== Given task ==
Please pull out every line that includes the string "title".
━━━ Source material
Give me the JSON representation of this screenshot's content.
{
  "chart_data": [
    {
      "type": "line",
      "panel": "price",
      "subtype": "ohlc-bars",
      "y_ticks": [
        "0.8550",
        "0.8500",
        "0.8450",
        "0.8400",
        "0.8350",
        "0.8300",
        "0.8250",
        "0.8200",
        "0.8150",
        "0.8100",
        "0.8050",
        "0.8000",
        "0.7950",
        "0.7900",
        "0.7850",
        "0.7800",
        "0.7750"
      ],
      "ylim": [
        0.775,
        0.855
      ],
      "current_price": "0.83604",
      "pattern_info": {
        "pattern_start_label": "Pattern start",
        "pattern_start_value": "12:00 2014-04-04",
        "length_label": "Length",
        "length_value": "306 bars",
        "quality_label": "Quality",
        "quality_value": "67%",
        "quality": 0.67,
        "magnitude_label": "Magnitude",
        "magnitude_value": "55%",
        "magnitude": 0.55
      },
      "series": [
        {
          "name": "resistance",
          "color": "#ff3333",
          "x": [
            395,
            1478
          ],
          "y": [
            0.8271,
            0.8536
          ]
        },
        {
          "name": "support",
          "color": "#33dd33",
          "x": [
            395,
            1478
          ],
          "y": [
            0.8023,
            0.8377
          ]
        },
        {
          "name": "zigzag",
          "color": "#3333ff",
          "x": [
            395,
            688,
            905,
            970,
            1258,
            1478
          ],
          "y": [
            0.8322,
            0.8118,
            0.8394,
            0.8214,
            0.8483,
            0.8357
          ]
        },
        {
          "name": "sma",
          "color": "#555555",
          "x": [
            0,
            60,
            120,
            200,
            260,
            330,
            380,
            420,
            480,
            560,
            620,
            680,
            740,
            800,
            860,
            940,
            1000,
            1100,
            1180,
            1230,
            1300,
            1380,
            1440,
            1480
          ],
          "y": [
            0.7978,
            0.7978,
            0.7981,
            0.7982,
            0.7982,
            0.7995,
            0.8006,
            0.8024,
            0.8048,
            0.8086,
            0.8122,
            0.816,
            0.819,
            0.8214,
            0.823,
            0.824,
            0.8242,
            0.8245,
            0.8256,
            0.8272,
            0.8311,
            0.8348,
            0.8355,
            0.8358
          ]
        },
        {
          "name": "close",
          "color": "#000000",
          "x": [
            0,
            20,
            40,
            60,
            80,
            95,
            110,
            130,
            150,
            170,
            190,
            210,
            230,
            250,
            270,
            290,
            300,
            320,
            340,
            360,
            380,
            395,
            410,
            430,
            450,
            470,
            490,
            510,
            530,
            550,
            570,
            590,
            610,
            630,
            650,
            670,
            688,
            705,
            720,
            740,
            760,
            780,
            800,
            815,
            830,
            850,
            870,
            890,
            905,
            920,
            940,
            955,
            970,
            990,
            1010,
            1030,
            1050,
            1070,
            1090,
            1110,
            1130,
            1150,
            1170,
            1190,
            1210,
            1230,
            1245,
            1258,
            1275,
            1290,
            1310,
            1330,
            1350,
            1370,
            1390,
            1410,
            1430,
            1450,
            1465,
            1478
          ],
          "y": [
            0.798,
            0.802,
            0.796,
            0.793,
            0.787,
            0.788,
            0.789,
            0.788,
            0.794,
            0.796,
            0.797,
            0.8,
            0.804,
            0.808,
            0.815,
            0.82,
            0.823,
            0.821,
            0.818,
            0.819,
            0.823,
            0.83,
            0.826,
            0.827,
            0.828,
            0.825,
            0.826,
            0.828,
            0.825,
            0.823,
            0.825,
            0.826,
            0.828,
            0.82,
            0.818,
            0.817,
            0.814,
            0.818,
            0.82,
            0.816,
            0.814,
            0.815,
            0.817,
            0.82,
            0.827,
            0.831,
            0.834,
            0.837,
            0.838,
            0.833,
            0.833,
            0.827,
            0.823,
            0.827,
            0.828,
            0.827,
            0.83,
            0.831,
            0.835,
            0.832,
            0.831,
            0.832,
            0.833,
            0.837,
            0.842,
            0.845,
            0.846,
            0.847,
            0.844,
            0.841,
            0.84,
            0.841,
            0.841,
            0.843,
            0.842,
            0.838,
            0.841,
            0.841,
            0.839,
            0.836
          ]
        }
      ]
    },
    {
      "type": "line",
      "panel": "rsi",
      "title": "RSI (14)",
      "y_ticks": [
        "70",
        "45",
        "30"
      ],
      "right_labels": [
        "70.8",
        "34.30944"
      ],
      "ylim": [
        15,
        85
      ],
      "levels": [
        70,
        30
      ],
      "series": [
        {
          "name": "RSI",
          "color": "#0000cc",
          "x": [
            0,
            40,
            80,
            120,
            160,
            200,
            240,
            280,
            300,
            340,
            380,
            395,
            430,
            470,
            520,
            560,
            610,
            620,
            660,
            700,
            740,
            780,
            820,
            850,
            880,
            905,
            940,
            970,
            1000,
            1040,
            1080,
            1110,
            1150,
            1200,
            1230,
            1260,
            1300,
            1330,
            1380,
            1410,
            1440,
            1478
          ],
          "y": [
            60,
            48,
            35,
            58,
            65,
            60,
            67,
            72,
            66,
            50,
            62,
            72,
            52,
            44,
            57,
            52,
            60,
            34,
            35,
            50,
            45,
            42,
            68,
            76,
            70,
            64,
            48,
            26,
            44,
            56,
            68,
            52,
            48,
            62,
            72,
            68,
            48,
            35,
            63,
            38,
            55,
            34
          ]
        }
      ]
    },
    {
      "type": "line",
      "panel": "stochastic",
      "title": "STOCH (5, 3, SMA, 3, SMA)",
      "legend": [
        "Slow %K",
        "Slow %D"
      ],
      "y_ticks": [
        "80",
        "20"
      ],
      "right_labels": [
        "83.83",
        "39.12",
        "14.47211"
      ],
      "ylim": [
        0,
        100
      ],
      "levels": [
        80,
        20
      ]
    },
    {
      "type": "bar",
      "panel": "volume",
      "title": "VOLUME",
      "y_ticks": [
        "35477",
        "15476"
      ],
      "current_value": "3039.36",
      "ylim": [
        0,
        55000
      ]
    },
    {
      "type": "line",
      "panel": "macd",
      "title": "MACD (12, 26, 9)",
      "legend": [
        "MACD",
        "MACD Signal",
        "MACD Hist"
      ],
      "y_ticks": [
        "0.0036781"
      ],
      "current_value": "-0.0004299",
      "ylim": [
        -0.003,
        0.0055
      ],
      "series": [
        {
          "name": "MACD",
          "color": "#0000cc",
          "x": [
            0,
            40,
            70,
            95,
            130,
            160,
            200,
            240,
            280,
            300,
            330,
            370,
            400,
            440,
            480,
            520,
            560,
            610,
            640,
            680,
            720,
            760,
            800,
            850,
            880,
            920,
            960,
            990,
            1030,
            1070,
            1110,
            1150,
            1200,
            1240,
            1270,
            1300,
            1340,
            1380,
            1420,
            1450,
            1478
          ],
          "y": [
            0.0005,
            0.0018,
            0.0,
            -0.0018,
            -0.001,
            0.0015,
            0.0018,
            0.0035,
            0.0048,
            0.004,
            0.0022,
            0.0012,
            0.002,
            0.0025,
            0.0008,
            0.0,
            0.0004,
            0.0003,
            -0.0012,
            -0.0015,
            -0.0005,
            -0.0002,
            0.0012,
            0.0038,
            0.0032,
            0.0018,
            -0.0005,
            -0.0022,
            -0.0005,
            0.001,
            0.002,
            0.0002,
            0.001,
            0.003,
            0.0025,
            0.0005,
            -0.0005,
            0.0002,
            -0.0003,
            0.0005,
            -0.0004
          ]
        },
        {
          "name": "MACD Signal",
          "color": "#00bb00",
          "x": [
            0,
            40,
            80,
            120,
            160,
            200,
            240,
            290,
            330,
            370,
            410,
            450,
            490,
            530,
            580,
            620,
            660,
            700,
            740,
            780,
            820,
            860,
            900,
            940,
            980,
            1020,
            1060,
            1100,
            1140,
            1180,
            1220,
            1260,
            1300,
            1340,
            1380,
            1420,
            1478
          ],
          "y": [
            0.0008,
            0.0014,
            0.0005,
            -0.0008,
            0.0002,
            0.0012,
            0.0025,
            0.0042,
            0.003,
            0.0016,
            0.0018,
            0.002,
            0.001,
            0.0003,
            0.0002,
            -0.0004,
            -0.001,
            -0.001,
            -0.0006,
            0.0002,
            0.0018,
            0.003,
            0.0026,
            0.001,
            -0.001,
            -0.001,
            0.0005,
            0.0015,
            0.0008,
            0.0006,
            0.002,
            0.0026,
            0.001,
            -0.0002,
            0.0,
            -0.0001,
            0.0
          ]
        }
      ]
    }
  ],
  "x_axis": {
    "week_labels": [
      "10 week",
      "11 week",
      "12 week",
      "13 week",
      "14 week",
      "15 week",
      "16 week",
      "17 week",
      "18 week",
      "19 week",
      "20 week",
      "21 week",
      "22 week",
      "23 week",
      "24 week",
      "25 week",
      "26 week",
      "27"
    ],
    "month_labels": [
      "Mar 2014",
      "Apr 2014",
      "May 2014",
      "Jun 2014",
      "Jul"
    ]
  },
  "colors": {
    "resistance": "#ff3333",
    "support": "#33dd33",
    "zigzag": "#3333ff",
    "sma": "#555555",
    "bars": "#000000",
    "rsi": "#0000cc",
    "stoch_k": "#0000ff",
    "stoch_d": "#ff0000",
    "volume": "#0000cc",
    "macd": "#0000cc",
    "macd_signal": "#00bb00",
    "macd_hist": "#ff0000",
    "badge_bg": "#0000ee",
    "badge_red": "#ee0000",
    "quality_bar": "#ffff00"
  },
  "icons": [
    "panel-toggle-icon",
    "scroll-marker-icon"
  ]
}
━━━━━━
== Task answer ==
      "title": "RSI (14)",
      "title": "STOCH (5, 3, SMA, 3, SMA)",
      "title": "VOLUME",
      "title": "MACD (12, 26, 9)",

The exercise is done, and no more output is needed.